Given task: Print the entries below in their entirety, exactly as they are written.
++++ Record extracts
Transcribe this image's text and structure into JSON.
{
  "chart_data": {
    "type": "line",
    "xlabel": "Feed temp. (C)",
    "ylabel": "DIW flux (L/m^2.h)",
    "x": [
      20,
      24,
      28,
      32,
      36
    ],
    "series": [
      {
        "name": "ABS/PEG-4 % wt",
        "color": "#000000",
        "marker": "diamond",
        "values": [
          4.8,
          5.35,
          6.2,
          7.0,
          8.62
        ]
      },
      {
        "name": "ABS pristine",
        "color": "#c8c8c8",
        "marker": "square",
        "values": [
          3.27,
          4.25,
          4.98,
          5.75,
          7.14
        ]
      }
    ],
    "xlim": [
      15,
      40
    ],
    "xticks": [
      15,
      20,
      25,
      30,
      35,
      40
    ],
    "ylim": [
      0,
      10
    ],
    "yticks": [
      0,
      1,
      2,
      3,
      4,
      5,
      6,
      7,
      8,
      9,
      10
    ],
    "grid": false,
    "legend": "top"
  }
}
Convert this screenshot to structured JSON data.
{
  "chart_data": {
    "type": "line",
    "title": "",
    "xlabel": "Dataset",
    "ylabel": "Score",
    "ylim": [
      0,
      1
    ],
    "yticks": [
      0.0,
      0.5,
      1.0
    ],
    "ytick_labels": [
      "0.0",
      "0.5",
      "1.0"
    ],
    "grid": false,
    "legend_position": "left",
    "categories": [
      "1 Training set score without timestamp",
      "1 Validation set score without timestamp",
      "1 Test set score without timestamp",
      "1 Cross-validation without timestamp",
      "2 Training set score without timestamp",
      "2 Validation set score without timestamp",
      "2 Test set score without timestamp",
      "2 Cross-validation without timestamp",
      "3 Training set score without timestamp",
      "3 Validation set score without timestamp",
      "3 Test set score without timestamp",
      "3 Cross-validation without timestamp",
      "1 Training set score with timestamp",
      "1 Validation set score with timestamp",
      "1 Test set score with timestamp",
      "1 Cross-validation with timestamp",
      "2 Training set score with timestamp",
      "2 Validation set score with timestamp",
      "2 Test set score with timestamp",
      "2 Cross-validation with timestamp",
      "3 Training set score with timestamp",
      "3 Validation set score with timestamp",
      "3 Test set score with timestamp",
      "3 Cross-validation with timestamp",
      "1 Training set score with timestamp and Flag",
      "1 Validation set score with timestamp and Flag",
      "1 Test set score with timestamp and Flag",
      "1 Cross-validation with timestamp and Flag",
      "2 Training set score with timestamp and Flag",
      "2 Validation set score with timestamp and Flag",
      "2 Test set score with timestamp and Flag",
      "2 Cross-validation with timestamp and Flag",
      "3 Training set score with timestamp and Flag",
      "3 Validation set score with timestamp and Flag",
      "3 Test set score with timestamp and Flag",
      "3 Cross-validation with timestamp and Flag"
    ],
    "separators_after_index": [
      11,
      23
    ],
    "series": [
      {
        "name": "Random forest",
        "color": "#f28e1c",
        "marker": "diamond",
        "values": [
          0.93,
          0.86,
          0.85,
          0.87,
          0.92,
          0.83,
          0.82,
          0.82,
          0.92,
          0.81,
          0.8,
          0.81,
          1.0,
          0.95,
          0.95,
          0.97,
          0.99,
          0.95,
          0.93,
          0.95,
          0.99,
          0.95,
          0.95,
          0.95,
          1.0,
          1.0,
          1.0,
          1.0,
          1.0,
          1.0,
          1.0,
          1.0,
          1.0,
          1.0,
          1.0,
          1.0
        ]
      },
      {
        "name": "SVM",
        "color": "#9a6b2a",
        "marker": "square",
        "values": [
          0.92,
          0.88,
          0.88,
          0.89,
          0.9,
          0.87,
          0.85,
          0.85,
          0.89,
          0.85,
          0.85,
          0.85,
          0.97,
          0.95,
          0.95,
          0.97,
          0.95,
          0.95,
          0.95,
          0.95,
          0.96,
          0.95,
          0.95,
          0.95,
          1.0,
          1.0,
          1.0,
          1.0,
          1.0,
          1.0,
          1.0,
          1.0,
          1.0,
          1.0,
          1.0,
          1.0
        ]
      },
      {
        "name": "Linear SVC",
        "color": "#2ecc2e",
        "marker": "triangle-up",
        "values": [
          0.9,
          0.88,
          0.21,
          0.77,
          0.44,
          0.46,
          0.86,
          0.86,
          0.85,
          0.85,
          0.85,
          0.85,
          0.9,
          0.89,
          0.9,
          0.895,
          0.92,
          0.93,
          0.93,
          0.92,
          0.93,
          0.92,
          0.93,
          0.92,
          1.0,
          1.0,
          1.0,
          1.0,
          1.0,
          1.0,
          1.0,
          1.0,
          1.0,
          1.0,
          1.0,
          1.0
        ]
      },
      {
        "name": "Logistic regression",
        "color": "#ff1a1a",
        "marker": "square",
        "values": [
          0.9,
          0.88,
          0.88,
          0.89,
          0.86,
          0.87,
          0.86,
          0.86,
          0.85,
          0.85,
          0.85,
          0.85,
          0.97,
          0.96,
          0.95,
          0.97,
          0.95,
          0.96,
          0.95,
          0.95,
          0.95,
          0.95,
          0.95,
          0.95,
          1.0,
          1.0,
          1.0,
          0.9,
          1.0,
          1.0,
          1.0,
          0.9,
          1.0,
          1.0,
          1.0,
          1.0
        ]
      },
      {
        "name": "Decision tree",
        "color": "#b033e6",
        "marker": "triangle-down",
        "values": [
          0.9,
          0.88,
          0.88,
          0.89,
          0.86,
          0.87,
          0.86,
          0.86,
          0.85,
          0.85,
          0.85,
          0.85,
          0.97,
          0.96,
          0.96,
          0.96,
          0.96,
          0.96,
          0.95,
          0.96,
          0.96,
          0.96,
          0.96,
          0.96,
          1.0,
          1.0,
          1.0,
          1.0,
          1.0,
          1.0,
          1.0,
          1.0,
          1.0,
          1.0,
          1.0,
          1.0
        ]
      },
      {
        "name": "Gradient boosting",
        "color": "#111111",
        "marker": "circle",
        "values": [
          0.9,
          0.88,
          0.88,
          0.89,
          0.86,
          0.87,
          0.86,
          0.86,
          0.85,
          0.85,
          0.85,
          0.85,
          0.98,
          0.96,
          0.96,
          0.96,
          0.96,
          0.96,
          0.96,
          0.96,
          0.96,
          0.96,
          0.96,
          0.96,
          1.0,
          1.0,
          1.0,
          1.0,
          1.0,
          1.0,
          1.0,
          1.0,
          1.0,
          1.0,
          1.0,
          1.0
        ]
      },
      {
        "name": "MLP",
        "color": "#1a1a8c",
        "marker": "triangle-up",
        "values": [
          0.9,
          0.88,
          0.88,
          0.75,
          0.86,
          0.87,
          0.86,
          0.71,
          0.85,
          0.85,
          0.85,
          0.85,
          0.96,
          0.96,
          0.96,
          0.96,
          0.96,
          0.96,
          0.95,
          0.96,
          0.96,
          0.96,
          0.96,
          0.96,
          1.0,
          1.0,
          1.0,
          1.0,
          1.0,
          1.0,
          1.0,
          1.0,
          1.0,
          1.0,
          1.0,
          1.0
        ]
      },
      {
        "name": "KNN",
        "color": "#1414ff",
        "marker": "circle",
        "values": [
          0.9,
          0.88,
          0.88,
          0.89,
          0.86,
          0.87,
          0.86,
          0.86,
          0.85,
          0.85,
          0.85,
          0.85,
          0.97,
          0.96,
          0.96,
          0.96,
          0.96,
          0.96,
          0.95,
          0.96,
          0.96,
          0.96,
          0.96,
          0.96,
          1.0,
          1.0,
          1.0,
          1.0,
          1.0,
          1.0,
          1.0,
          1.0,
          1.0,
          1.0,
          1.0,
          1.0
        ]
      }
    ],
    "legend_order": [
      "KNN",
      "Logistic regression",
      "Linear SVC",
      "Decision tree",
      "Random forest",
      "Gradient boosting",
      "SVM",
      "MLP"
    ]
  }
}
++++++++
Task answer:
Transcribe this image's text and structure into JSON.
{
  "chart_data": {
    "type": "line",
    "xlabel": "Feed temp. (C)",
    "ylabel": "DIW flux (L/m^2.h)",
    "x": [
      20,
      24,
      28,
      32,
      36
    ],
    "series": [
      {
        "name": "ABS/PEG-4 % wt",
        "color": "#000000",
        "marker": "diamond",
        "values": [
          4.8,
          5.35,
          6.2,
          7.0,
          8.62
        ]
      },
      {
        "name": "ABS pristine",
        "color": "#c8c8c8",
        "marker": "square",
        "values": [
          3.27,
          4.25,
          4.98,
          5.75,
          7.14
        ]
      }
    ],
    "xlim": [
      15,
      40
    ],
    "xticks": [
      15,
      20,
      25,
      30,
      35,
      40
    ],
    "ylim": [
      0,
      10
    ],
    "yticks": [
      0,
      1,
      2,
      3,
      4,
      5,
      6,
      7,
      8,
      9,
      10
    ],
    "grid": false,
    "legend": "top"
  }
}
Convert this screenshot to structured JSON data.
{
  "chart_data": {
    "type": "line",
    "title": "",
    "xlabel": "Dataset",
    "ylabel": "Score",
    "ylim": [
      0,
      1
    ],
    "yticks": [
      0.0,
      0.5,
      1.0
    ],
    "ytick_labels": [
      "0.0",
      "0.5",
      "1.0"
    ],
    "grid": false,
    "legend_position": "left",
    "categories": [
      "1 Training set score without timestamp",
      "1 Validation set score without timestamp",
      "1 Test set score without timestamp",
      "1 Cross-validation without timestamp",
      "2 Training set score without timestamp",
      "2 Validation set score without timestamp",
      "2 Test set score without timestamp",
      "2 Cross-validation without timestamp",
      "3 Training set score without timestamp",
      "3 Validation set score without timestamp",
      "3 Test set score without timestamp",
      "3 Cross-validation without timestamp",
      "1 Training set score with timestamp",
      "1 Validation set score with timestamp",
      "1 Test set score with timestamp",
      "1 Cross-validation with timestamp",
      "2 Training set score with timestamp",
      "2 Validation set score with timestamp",
      "2 Test set score with timestamp",
      "2 Cross-validation with timestamp",
      "3 Training set score with timestamp",
      "3 Validation set score with timestamp",
      "3 Test set score with timestamp",
      "3 Cross-validation with timestamp",
      "1 Training set score with timestamp and Flag",
      "1 Validation set score with timestamp and Flag",
      "1 Test set score with timestamp and Flag",
      "1 Cross-validation with timestamp and Flag",
      "2 Training set score with timestamp and Flag",
      "2 Validation set score with timestamp and Flag",
      "2 Test set score with timestamp and Flag",
      "2 Cross-validation with timestamp and Flag",
      "3 Training set score with timestamp and Flag",
      "3 Validation set score with timestamp and Flag",
      "3 Test set score with timestamp and Flag",
      "3 Cross-validation with timestamp and Flag"
    ],
    "separators_after_index": [
      11,
      23
    ],
    "series": [
      {
        "name": "Random forest",
        "color": "#f28e1c",
        "marker": "diamond",
        "values": [
          0.93,
          0.86,
          0.85,
          0.87,
          0.92,
          0.83,
          0.82,
          0.82,
          0.92,
          0.81,
          0.8,
          0.81,
          1.0,
          0.95,
          0.95,
          0.97,
          0.99,
          0.95,
          0.93,
          0.95,
          0.99,
          0.95,
          0.95,
          0.95,
          1.0,
          1.0,
          1.0,
          1.0,
          1.0,
          1.0,
          1.0,
          1.0,
          1.0,
          1.0,
          1.0,
          1.0
        ]
      },
      {
        "name": "SVM",
        "color": "#9a6b2a",
        "marker": "square",
        "values": [
          0.92,
          0.88,
          0.88,
          0.89,
          0.9,
          0.87,
          0.85,
          0.85,
          0.89,
          0.85,
          0.85,
          0.85,
          0.97,
          0.95,
          0.95,
          0.97,
          0.95,
          0.95,
          0.95,
          0.95,
          0.96,
          0.95,
          0.95,
          0.95,
          1.0,
          1.0,
          1.0,
          1.0,
          1.0,
          1.0,
          1.0,
          1.0,
          1.0,
          1.0,
          1.0,
          1.0
        ]
      },
      {
        "name": "Linear SVC",
        "color": "#2ecc2e",
        "marker": "triangle-up",
        "values": [
          0.9,
          0.88,
          0.21,
          0.77,
          0.44,
          0.46,
          0.86,
          0.86,
          0.85,
          0.85,
          0.85,
          0.85,
          0.9,
          0.89,
          0.9,
          0.895,
          0.92,
          0.93,
          0.93,
          0.92,
          0.93,
          0.92,
          0.93,
          0.92,
          1.0,
          1.0,
          1.0,
          1.0,
          1.0,
          1.0,
          1.0,
          1.0,
          1.0,
          1.0,
          1.0,
          1.0
        ]
      },
      {
        "name": "Logistic regression",
        "color": "#ff1a1a",
        "marker": "square",
        "values": [
          0.9,
          0.88,
          0.88,
          0.89,
          0.86,
          0.87,
          0.86,
          0.86,
          0.85,
          0.85,
          0.85,
          0.85,
          0.97,
          0.96,
          0.95,
          0.97,
          0.95,
          0.96,
          0.95,
          0.95,
          0.95,
          0.95,
          0.95,
          0.95,
          1.0,
          1.0,
          1.0,
          0.9,
          1.0,
          1.0,
          1.0,
          0.9,
          1.0,
          1.0,
          1.0,
          1.0
        ]
      },
      {
        "name": "Decision tree",
        "color": "#b033e6",
        "marker": "triangle-down",
        "values": [
          0.9,
          0.88,
          0.88,
          0.89,
          0.86,
          0.87,
          0.86,
          0.86,
          0.85,
          0.85,
          0.85,
          0.85,
          0.97,
          0.96,
          0.96,
          0.96,
          0.96,
          0.96,
          0.95,
          0.96,
          0.96,
          0.96,
          0.96,
          0.96,
          1.0,
          1.0,
          1.0,
          1.0,
          1.0,
          1.0,
          1.0,
          1.0,
          1.0,
          1.0,
          1.0,
          1.0
        ]
      },
      {
        "name": "Gradient boosting",
        "color": "#111111",
        "marker": "circle",
        "values": [
          0.9,
          0.88,
          0.88,
          0.89,
          0.86,
          0.87,
          0.86,
          0.86,
          0.85,
          0.85,
          0.85,
          0.85,
          0.98,
          0.96,
          0.96,
          0.96,
          0.96,
          0.96,
          0.96,
          0.96,
          0.96,
          0.96,
          0.96,
          0.96,
          1.0,
          1.0,
          1.0,
          1.0,
          1.0,
          1.0,
          1.0,
          1.0,
          1.0,
          1.0,
          1.0,
          1.0
        ]
      },
      {
        "name": "MLP",
        "color": "#1a1a8c",
        "marker": "triangle-up",
        "values": [
          0.9,
          0.88,
          0.88,
          0.75,
          0.86,
          0.87,
          0.86,
          0.71,
          0.85,
          0.85,
          0.85,
          0.85,
          0.96,
          0.96,
          0.96,
          0.96,
          0.96,
          0.96,
          0.95,
          0.96,
          0.96,
          0.96,
          0.96,
          0.96,
          1.0,
          1.0,
          1.0,
          1.0,
          1.0,
          1.0,
          1.0,
          1.0,
          1.0,
          1.0,
          1.0,
          1.0
        ]
      },
      {
        "name": "KNN",
        "color": "#1414ff",
        "marker": "circle",
        "values": [
          0.9,
          0.88,
          0.88,
          0.89,
          0.86,
          0.87,
          0.86,
          0.86,
          0.85,
          0.85,
          0.85,
          0.85,
          0.97,
          0.96,
          0.96,
          0.96,
          0.96,
          0.96,
          0.95,
          0.96,
          0.96,
          0.96,
          0.96,
          0.96,
          1.0,
          1.0,
          1.0,
          1.0,
          1.0,
          1.0,
          1.0,
          1.0,
          1.0,
          1.0,
          1.0,
          1.0
        ]
      }
    ],
    "legend_order": [
      "KNN",
      "Logistic regression",
      "Linear SVC",
      "Decision tree",
      "Random forest",
      "Gradient boosting",
      "SVM",
      "MLP"
    ]
  }
}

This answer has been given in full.